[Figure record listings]
## START

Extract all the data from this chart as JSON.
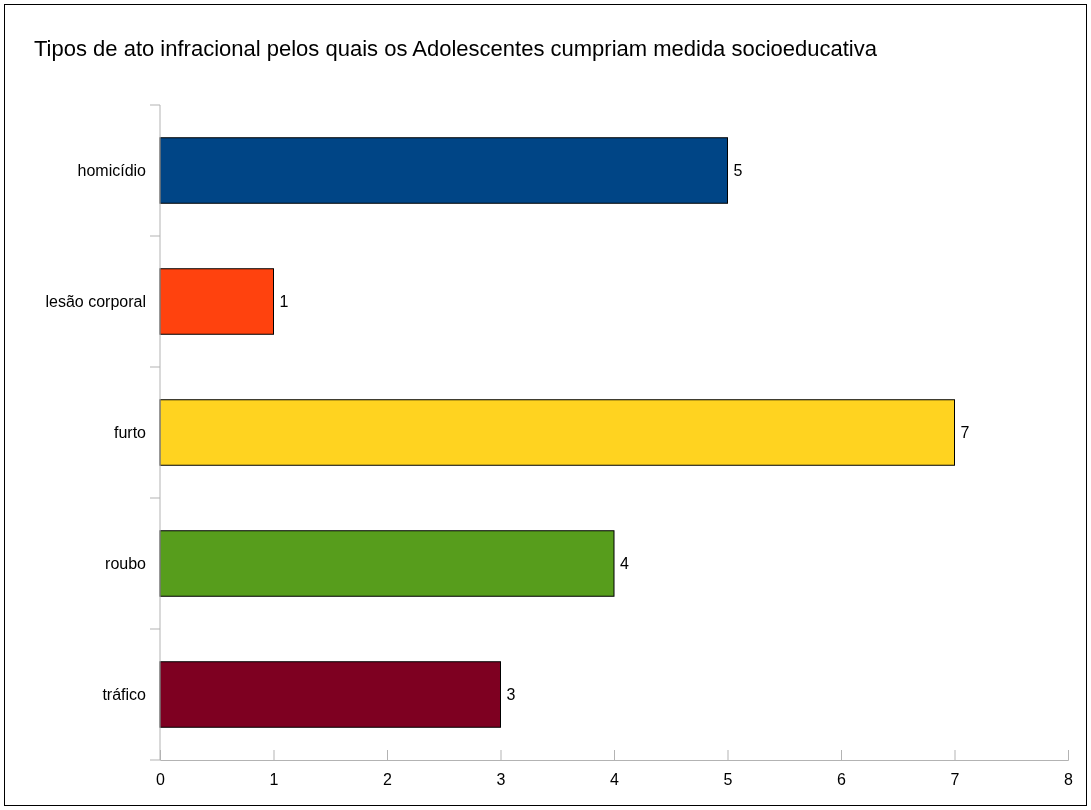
{
  "chart_data": {
    "type": "bar",
    "orientation": "horizontal",
    "title": "Tipos de ato infracional pelos quais os Adolescentes cumpriam medida socioeducativa",
    "categories": [
      "homicídio",
      "lesão corporal",
      "furto",
      "roubo",
      "tráfico"
    ],
    "values": [
      5,
      1,
      7,
      4,
      3
    ],
    "colors": [
      "#004586",
      "#ff420e",
      "#ffd320",
      "#579d1c",
      "#7e0021"
    ],
    "xlim": [
      0,
      8
    ],
    "xticks": [
      0,
      1,
      2,
      3,
      4,
      5,
      6,
      7,
      8
    ],
    "data_labels": true,
    "grid": false
  }
}
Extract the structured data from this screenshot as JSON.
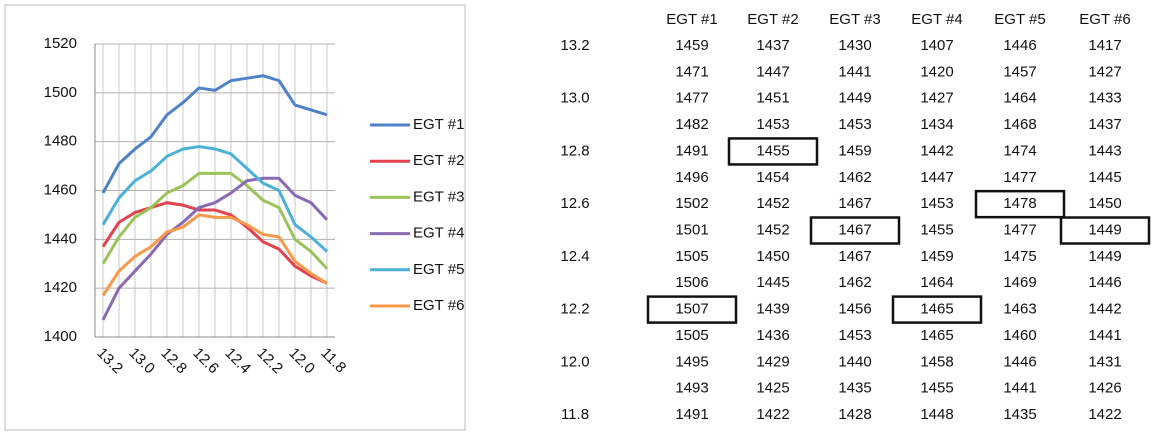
{
  "chart_data": {
    "type": "line",
    "categories": [
      "13.2",
      null,
      "13.0",
      null,
      "12.8",
      null,
      "12.6",
      null,
      "12.4",
      null,
      "12.2",
      null,
      "12.0",
      null,
      "11.8"
    ],
    "series": [
      {
        "name": "EGT #1",
        "color": "#4f81c9",
        "values": [
          1459,
          1471,
          1477,
          1482,
          1491,
          1496,
          1502,
          1501,
          1505,
          1506,
          1507,
          1505,
          1495,
          1493,
          1491
        ]
      },
      {
        "name": "EGT #2",
        "color": "#e2434f",
        "values": [
          1437,
          1447,
          1451,
          1453,
          1455,
          1454,
          1452,
          1452,
          1450,
          1445,
          1439,
          1436,
          1429,
          1425,
          1422
        ]
      },
      {
        "name": "EGT #3",
        "color": "#9bc35a",
        "values": [
          1430,
          1441,
          1449,
          1453,
          1459,
          1462,
          1467,
          1467,
          1467,
          1462,
          1456,
          1453,
          1440,
          1435,
          1428
        ]
      },
      {
        "name": "EGT #4",
        "color": "#8a6bb3",
        "values": [
          1407,
          1420,
          1427,
          1434,
          1442,
          1447,
          1453,
          1455,
          1459,
          1464,
          1465,
          1465,
          1458,
          1455,
          1448
        ]
      },
      {
        "name": "EGT #5",
        "color": "#4cb1d8",
        "values": [
          1446,
          1457,
          1464,
          1468,
          1474,
          1477,
          1478,
          1477,
          1475,
          1469,
          1463,
          1460,
          1446,
          1441,
          1435
        ]
      },
      {
        "name": "EGT #6",
        "color": "#f7994a",
        "values": [
          1417,
          1427,
          1433,
          1437,
          1443,
          1445,
          1450,
          1449,
          1449,
          1446,
          1442,
          1441,
          1431,
          1426,
          1422
        ]
      }
    ],
    "ylim": [
      1400,
      1520
    ],
    "yticks": [
      1400,
      1420,
      1440,
      1460,
      1480,
      1500,
      1520
    ],
    "grid": true,
    "legend": "right"
  },
  "table": {
    "boxed_cells": [
      {
        "row": 10,
        "col": 0
      },
      {
        "row": 4,
        "col": 1
      },
      {
        "row": 7,
        "col": 2
      },
      {
        "row": 10,
        "col": 3
      },
      {
        "row": 6,
        "col": 4
      },
      {
        "row": 7,
        "col": 5
      }
    ]
  }
}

## END

Written problem
Copy every line of the data exactly as written, excluding the pictures.

Written answer
Extract all the data from this chart as JSON.
{
  "chart_data": {
    "type": "bar",
    "orientation": "horizontal",
    "title": "Tipos de ato infracional pelos quais os Adolescentes cumpriam medida socioeducativa",
    "categories": [
      "homicídio",
      "lesão corporal",
      "furto",
      "roubo",
      "tráfico"
    ],
    "values": [
      5,
      1,
      7,
      4,
      3
    ],
    "colors": [
      "#004586",
      "#ff420e",
      "#ffd320",
      "#579d1c",
      "#7e0021"
    ],
    "xlim": [
      0,
      8
    ],
    "xticks": [
      0,
      1,
      2,
      3,
      4,
      5,
      6,
      7,
      8
    ],
    "data_labels": true,
    "grid": false
  }
}
Extract the structured data from this screenshot as JSON.
{
  "chart_data": {
    "type": "line",
    "categories": [
      "13.2",
      null,
      "13.0",
      null,
      "12.8",
      null,
      "12.6",
      null,
      "12.4",
      null,
      "12.2",
      null,
      "12.0",
      null,
      "11.8"
    ],
    "series": [
      {
        "name": "EGT #1",
        "color": "#4f81c9",
        "values": [
          1459,
          1471,
          1477,
          1482,
          1491,
          1496,
          1502,
          1501,
          1505,
          1506,
          1507,
          1505,
          1495,
          1493,
          1491
        ]
      },
      {
        "name": "EGT #2",
        "color": "#e2434f",
        "values": [
          1437,
          1447,
          1451,
          1453,
          1455,
          1454,
          1452,
          1452,
          1450,
          1445,
          1439,
          1436,
          1429,
          1425,
          1422
        ]
      },
      {
        "name": "EGT #3",
        "color": "#9bc35a",
        "values": [
          1430,
          1441,
          1449,
          1453,
          1459,
          1462,
          1467,
          1467,
          1467,
          1462,
          1456,
          1453,
          1440,
          1435,
          1428
        ]
      },
      {
        "name": "EGT #4",
        "color": "#8a6bb3",
        "values": [
          1407,
          1420,
          1427,
          1434,
          1442,
          1447,
          1453,
          1455,
          1459,
          1464,
          1465,
          1465,
          1458,
          1455,
          1448
        ]
      },
      {
        "name": "EGT #5",
        "color": "#4cb1d8",
        "values": [
          1446,
          1457,
          1464,
          1468,
          1474,
          1477,
          1478,
          1477,
          1475,
          1469,
          1463,
          1460,
          1446,
          1441,
          1435
        ]
      },
      {
        "name": "EGT #6",
        "color": "#f7994a",
        "values": [
          1417,
          1427,
          1433,
          1437,
          1443,
          1445,
          1450,
          1449,
          1449,
          1446,
          1442,
          1441,
          1431,
          1426,
          1422
        ]
      }
    ],
    "ylim": [
      1400,
      1520
    ],
    "yticks": [
      1400,
      1420,
      1440,
      1460,
      1480,
      1500,
      1520
    ],
    "grid": true,
    "legend": "right"
  },
  "table": {
    "boxed_cells": [
      {
        "row": 10,
        "col": 0
      },
      {
        "row": 4,
        "col": 1
      },
      {
        "row": 7,
        "col": 2
      },
      {
        "row": 10,
        "col": 3
      },
      {
        "row": 6,
        "col": 4
      },
      {
        "row": 7,
        "col": 5
      }
    ]
  }
}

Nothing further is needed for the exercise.